How many lines of these entries hold the string "voting"? Reply with the number alone.

Entries from a dataset:
_ _ _ _ _ _ _
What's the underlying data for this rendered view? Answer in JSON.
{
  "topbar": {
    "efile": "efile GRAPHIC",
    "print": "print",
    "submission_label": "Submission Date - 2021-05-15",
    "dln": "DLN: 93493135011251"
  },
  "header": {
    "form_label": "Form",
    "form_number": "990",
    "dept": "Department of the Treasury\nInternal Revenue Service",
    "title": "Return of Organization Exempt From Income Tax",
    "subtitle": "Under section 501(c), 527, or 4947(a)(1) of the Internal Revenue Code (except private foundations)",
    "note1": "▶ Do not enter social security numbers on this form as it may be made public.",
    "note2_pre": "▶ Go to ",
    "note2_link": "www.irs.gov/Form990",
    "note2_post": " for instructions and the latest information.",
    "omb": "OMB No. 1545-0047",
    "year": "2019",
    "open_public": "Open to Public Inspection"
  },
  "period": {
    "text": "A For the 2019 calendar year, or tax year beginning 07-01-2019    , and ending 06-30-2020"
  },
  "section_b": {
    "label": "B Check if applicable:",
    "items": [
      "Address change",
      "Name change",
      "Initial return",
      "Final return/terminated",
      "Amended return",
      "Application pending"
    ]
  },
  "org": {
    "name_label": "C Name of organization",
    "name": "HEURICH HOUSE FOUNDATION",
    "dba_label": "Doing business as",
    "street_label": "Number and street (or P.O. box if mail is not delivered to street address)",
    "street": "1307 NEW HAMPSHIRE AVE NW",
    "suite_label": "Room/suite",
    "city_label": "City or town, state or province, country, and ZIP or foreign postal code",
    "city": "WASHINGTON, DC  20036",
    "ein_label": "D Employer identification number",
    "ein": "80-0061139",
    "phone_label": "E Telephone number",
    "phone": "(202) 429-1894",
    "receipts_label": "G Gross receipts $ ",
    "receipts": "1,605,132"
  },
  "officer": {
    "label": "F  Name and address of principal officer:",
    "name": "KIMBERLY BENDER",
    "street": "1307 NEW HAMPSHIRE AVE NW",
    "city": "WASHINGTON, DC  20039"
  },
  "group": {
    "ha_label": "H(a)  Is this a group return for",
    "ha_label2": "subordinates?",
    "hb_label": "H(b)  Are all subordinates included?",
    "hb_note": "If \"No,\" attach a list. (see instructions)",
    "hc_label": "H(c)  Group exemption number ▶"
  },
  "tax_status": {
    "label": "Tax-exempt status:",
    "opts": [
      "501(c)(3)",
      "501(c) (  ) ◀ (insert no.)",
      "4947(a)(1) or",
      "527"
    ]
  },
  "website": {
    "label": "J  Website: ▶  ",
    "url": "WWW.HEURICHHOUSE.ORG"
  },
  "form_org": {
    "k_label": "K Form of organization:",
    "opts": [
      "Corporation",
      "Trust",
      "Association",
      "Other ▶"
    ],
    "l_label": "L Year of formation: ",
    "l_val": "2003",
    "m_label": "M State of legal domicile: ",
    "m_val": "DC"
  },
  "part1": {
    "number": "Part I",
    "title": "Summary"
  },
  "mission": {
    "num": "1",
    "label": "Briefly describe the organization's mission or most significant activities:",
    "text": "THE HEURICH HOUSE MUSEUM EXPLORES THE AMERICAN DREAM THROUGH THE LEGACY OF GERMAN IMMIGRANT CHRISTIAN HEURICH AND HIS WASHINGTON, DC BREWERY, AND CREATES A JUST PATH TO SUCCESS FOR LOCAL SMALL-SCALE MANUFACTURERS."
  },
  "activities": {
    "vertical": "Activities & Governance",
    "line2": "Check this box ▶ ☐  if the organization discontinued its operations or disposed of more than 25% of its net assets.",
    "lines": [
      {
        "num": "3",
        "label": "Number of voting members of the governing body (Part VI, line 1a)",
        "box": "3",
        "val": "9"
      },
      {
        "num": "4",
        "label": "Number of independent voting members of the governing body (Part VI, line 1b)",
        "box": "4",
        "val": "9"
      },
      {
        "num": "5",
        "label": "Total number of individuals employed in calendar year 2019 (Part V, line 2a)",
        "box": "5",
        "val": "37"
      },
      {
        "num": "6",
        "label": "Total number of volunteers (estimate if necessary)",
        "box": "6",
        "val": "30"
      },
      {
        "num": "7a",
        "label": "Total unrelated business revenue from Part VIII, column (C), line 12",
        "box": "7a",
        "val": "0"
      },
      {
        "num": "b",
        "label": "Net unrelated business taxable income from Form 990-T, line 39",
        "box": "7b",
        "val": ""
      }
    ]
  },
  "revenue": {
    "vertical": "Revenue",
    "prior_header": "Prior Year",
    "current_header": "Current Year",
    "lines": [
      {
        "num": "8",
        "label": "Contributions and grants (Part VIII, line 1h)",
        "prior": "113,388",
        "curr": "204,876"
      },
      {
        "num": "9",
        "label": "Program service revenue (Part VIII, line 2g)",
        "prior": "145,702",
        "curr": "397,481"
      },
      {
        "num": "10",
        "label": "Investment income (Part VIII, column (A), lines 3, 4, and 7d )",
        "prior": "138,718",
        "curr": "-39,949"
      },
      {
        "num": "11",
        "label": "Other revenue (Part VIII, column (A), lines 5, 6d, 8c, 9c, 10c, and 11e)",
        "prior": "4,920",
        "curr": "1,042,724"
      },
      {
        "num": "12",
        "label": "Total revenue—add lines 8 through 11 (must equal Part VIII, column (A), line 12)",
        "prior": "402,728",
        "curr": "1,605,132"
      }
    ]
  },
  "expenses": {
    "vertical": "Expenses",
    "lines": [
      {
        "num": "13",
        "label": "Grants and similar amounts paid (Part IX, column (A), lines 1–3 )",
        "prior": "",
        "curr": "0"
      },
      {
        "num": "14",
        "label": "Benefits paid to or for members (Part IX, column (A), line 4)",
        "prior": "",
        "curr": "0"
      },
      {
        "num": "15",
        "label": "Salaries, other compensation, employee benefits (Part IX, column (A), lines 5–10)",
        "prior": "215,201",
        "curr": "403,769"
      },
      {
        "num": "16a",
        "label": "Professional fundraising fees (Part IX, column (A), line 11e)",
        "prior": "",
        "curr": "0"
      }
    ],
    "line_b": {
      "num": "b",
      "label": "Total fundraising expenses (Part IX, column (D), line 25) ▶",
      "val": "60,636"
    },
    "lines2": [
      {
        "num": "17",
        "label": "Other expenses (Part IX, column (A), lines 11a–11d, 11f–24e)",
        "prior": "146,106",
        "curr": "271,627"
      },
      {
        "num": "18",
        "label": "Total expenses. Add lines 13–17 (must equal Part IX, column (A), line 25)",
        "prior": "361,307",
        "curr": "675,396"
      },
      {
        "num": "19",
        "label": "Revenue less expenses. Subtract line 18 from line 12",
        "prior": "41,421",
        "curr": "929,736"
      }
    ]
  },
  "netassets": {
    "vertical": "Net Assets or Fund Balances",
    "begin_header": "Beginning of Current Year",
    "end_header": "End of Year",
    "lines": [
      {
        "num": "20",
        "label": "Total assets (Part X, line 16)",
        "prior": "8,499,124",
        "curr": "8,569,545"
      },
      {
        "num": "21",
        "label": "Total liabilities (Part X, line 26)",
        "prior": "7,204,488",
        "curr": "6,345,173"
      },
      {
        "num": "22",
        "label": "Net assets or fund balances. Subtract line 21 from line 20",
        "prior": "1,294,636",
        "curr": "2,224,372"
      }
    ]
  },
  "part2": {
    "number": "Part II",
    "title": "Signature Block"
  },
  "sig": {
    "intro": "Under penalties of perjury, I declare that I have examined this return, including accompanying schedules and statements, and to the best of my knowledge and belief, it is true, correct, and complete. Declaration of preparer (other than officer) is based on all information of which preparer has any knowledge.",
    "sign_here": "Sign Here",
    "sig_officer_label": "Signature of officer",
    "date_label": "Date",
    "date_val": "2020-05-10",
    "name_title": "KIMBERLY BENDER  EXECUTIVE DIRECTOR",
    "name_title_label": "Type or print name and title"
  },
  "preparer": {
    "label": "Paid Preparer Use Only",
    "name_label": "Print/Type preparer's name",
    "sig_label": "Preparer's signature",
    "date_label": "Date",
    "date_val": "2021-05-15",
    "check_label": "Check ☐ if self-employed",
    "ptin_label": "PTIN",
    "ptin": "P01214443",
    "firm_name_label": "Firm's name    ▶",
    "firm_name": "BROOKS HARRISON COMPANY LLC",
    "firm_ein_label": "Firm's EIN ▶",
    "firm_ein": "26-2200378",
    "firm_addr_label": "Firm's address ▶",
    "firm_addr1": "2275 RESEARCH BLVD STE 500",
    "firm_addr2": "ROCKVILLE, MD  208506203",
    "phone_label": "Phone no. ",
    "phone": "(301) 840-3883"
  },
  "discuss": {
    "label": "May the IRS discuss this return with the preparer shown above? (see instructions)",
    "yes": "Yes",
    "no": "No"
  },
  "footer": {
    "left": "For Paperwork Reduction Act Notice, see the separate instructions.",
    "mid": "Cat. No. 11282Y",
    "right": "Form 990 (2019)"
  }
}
_ _ _ _ _ _ _
COMPLETE OUTPUT = 2